→ **GOAL OF THE EXERCISE**
Copy out the final stretch of the listing: the line that contains "What text is on this page?" and all lines after it, exactly as they appear.

(Extracted data entries)
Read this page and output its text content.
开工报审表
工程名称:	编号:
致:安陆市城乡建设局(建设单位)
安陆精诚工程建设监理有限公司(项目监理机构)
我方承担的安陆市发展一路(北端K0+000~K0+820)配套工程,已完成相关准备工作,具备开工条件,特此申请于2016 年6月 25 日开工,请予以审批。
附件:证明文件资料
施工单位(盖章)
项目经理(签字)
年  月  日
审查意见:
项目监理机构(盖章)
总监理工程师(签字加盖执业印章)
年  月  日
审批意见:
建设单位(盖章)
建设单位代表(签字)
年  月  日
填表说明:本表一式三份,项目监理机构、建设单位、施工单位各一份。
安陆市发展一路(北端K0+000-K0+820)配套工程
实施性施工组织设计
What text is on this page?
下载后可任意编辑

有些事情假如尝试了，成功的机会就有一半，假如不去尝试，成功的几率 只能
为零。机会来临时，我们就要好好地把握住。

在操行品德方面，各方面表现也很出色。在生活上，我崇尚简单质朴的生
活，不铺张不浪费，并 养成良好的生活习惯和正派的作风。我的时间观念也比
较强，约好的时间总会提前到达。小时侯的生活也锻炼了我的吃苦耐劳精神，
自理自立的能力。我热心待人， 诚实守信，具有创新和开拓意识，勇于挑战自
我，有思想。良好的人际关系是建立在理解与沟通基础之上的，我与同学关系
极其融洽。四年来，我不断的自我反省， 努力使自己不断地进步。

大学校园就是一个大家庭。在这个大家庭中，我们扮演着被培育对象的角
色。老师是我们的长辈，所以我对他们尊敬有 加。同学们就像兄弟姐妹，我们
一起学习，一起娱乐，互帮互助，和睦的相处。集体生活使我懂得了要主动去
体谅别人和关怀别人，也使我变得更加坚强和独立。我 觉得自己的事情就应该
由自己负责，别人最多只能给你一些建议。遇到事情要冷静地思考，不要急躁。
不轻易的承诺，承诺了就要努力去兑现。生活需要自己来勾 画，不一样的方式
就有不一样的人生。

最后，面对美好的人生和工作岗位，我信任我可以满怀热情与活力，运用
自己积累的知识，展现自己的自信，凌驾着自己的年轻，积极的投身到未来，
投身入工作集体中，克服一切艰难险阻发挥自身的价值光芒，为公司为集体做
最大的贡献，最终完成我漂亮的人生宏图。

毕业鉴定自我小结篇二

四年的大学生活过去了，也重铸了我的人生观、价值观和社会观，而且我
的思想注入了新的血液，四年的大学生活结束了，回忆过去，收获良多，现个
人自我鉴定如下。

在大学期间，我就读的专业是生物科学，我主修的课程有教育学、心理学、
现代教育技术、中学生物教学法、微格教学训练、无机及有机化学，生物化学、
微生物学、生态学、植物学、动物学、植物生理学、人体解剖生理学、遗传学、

→ **RESULT OF THE TASK**
What text is on this page?
下载后可任意编辑

有些事情假如尝试了，成功的机会就有一半，假如不去尝试，成功的几率 只能
为零。机会来临时，我们就要好好地把握住。

在操行品德方面，各方面表现也很出色。在生活上，我崇尚简单质朴的生
活，不铺张不浪费，并 养成良好的生活习惯和正派的作风。我的时间观念也比
较强，约好的时间总会提前到达。小时侯的生活也锻炼了我的吃苦耐劳精神，
自理自立的能力。我热心待人， 诚实守信，具有创新和开拓意识，勇于挑战自
我，有思想。良好的人际关系是建立在理解与沟通基础之上的，我与同学关系
极其融洽。四年来，我不断的自我反省， 努力使自己不断地进步。

大学校园就是一个大家庭。在这个大家庭中，我们扮演着被培育对象的角
色。老师是我们的长辈，所以我对他们尊敬有 加。同学们就像兄弟姐妹，我们
一起学习，一起娱乐，互帮互助，和睦的相处。集体生活使我懂得了要主动去
体谅别人和关怀别人，也使我变得更加坚强和独立。我 觉得自己的事情就应该
由自己负责，别人最多只能给你一些建议。遇到事情要冷静地思考，不要急躁。
不轻易的承诺，承诺了就要努力去兑现。生活需要自己来勾 画，不一样的方式
就有不一样的人生。

最后，面对美好的人生和工作岗位，我信任我可以满怀热情与活力，运用
自己积累的知识，展现自己的自信，凌驾着自己的年轻，积极的投身到未来，
投身入工作集体中，克服一切艰难险阻发挥自身的价值光芒，为公司为集体做
最大的贡献，最终完成我漂亮的人生宏图。

毕业鉴定自我小结篇二

四年的大学生活过去了，也重铸了我的人生观、价值观和社会观，而且我
的思想注入了新的血液，四年的大学生活结束了，回忆过去，收获良多，现个
人自我鉴定如下。

在大学期间，我就读的专业是生物科学，我主修的课程有教育学、心理学、
现代教育技术、中学生物教学法、微格教学训练、无机及有机化学，生物化学、
微生物学、生态学、植物学、动物学、植物生理学、人体解剖生理学、遗传学、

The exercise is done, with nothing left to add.